> [Required task]: Select lines where the word "data" appears.

--*--

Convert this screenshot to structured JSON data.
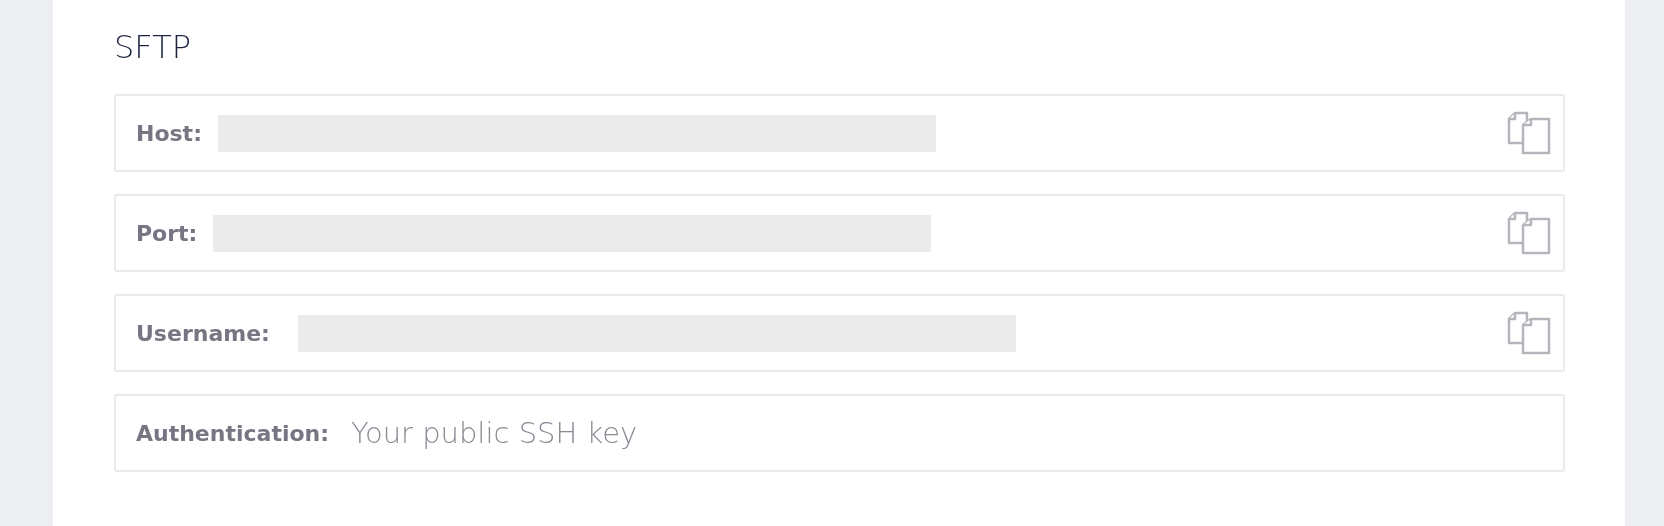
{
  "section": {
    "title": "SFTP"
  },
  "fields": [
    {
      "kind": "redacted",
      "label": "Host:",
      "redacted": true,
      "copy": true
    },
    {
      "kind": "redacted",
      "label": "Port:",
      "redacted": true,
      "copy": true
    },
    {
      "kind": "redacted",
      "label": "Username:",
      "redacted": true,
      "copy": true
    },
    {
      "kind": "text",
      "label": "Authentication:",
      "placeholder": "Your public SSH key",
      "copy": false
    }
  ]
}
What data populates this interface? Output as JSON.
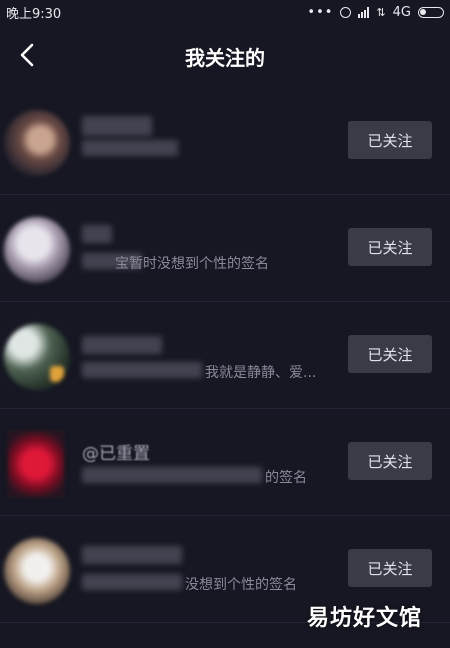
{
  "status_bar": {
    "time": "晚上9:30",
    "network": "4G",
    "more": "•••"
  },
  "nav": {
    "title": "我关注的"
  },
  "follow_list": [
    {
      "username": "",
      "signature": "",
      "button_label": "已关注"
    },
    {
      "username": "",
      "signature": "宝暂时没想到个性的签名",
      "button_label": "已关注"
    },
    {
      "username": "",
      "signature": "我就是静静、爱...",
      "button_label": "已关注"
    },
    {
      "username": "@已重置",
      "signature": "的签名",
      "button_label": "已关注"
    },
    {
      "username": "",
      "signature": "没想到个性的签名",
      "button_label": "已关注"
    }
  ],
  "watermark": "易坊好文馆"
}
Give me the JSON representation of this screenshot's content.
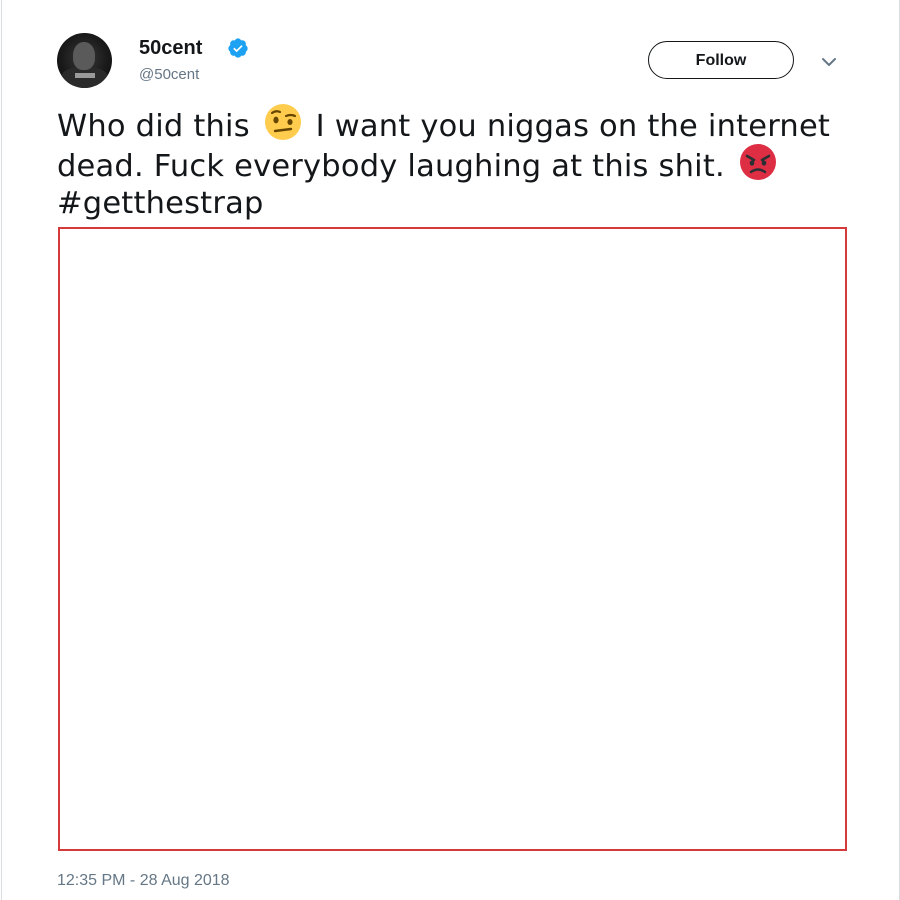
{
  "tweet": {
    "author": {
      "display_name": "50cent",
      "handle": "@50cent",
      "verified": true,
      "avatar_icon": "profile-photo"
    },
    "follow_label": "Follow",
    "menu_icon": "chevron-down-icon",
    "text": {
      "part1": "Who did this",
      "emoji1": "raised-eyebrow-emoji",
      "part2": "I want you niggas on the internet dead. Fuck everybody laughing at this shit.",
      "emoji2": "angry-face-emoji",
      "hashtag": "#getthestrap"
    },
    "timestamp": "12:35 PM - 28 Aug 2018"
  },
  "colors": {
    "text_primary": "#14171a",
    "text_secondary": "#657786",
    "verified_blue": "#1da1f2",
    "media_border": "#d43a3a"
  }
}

--*--

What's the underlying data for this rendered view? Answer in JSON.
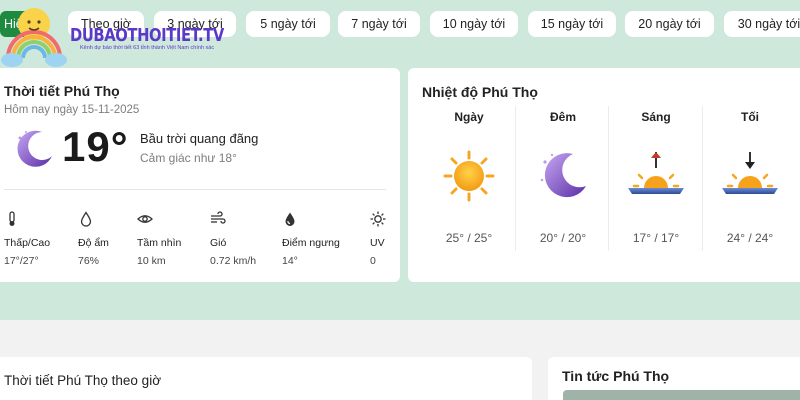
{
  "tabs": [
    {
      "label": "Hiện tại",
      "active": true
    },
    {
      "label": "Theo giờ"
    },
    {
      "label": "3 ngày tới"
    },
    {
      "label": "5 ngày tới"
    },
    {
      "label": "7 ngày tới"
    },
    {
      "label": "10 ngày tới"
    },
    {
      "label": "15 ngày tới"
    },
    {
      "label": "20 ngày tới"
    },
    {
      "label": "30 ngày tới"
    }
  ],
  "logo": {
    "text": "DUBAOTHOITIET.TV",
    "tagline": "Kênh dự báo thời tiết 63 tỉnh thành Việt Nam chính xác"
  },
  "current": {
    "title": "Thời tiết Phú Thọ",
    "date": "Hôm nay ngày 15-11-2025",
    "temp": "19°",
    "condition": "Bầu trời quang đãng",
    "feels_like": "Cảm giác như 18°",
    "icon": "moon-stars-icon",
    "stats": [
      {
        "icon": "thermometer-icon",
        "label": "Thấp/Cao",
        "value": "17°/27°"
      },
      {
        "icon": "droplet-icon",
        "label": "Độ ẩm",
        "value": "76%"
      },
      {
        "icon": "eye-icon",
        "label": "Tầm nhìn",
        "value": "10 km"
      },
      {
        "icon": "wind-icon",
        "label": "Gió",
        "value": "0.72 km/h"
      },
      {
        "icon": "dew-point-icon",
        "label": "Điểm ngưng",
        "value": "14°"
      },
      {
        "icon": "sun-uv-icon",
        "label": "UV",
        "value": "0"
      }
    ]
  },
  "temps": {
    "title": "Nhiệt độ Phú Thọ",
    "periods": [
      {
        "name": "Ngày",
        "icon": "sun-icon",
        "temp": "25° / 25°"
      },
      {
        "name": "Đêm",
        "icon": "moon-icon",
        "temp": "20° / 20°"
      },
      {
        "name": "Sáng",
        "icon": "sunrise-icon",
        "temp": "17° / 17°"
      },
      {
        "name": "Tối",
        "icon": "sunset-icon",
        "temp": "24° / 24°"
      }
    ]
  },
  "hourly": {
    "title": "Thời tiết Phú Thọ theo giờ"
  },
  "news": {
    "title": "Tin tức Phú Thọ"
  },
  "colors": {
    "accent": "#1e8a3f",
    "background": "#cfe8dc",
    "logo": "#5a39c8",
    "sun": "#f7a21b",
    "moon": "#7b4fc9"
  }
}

--*--

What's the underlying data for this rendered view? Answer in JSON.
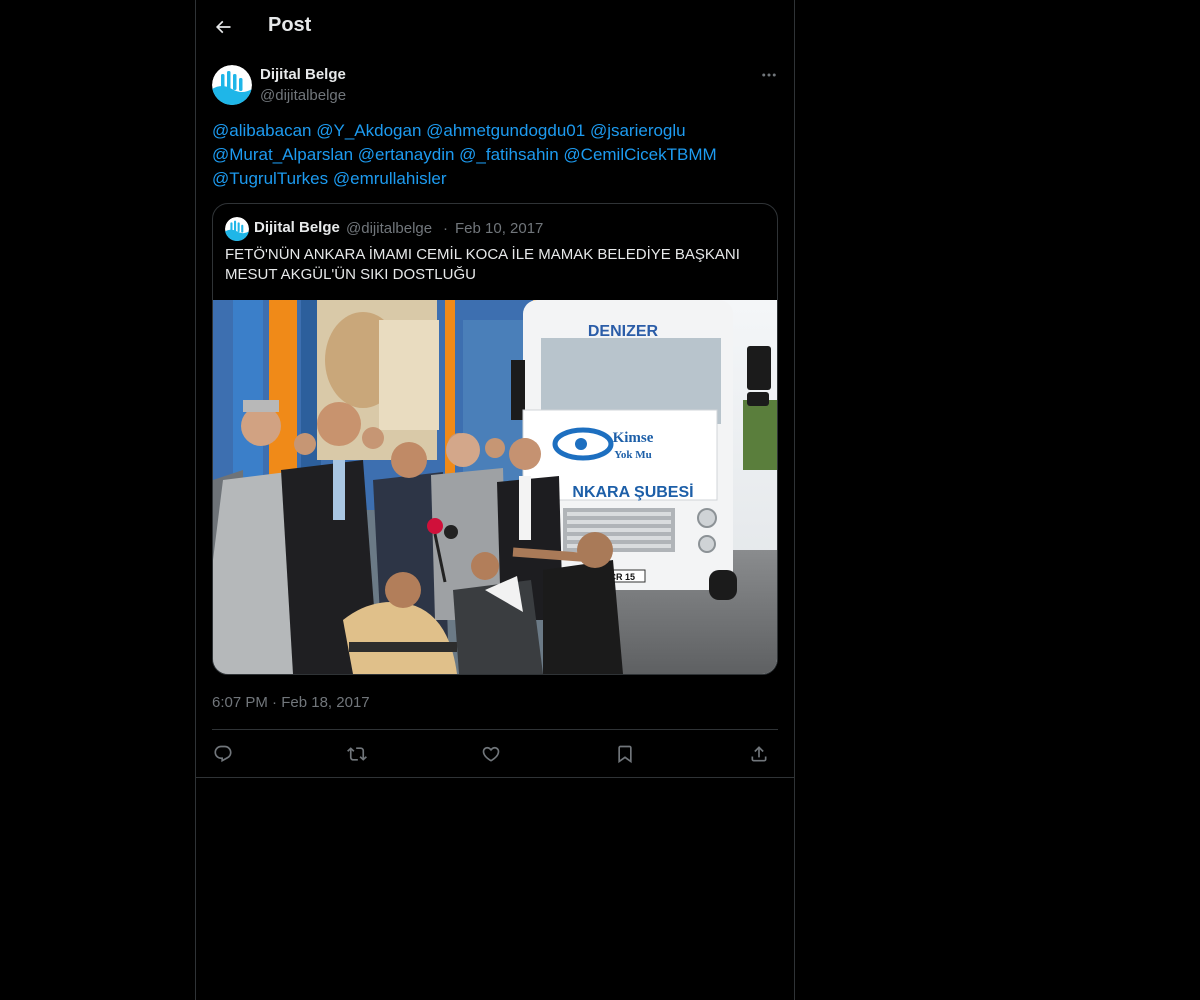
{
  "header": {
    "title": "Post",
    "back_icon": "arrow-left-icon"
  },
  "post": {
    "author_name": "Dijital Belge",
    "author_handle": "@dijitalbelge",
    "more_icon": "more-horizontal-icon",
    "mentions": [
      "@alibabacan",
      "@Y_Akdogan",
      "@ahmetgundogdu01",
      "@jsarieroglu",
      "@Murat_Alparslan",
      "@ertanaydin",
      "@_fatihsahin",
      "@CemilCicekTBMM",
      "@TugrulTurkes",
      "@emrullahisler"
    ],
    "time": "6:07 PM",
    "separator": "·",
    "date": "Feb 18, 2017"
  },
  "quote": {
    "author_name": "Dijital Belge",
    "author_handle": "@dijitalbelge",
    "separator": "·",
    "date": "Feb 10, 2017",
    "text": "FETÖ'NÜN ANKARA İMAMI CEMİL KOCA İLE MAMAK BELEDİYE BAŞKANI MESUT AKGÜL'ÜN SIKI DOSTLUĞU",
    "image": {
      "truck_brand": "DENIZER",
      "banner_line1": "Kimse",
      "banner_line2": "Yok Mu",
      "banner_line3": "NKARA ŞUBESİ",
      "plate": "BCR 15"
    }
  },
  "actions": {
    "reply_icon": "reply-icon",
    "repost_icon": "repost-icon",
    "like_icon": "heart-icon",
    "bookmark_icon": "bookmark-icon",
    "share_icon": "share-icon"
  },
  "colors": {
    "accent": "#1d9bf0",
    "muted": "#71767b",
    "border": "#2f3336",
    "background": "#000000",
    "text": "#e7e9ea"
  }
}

--*--

> [Solution to this problem]:
Convert this screenshot to structured JSON data.
What data populates this interface? Output as JSON.
What's the underlying data for this rendered view? Answer in JSON.
What's the underlying data for this rendered view? Answer in JSON.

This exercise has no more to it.